What you should do>
From the entries below, copy every line that holds the word "дата".

Data entries
==================================================

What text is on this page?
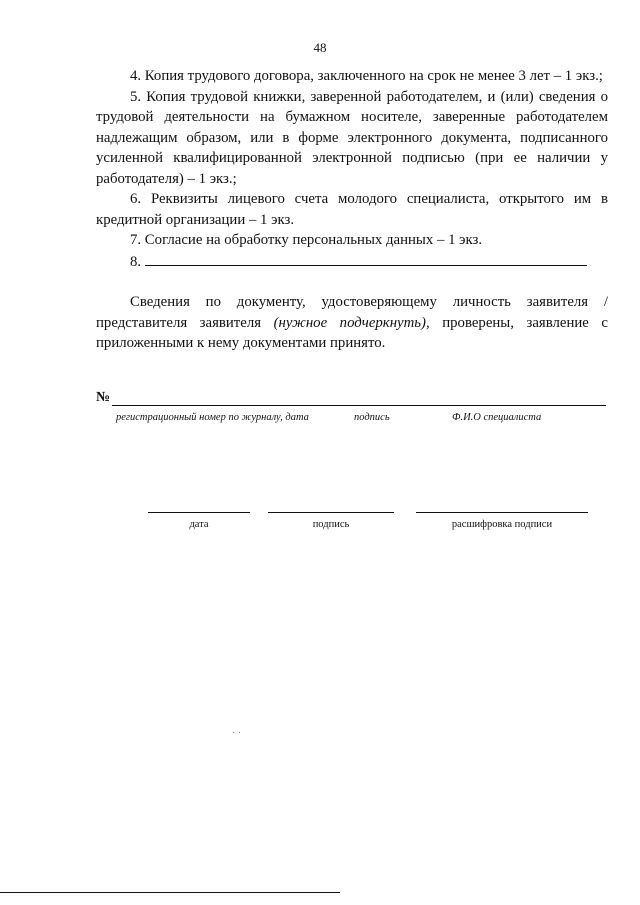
48

4. Копия трудового договора, заключенного на срок не менее 3 лет – 1 экз.;

5. Копия трудовой книжки, заверенной работодателем, и (или) сведения о трудовой деятельности на бумажном носителе, заверенные работодателем надлежащим образом, или в форме электронного документа, подписанного усиленной квалифицированной электронной подписью (при ее наличии у работодателя) – 1 экз.;

6. Реквизиты лицевого счета молодого специалиста, открытого им в кредитной организации – 1 экз.

7. Согласие на обработку персональных данных – 1 экз.

8.

Сведения по документу, удостоверяющему личность заявителя /представителя заявителя (нужное подчеркнуть), проверены, заявление с приложенными к нему документами принято.

№
регистрационный номер по журналу, дата	подпись	Ф.И.О специалиста
дата	подпись	расшифровка подписи
· ·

==================================================

The response>
регистрационный номер по журналу, дата	подпись	Ф.И.О специалиста
дата	подпись	расшифровка подписи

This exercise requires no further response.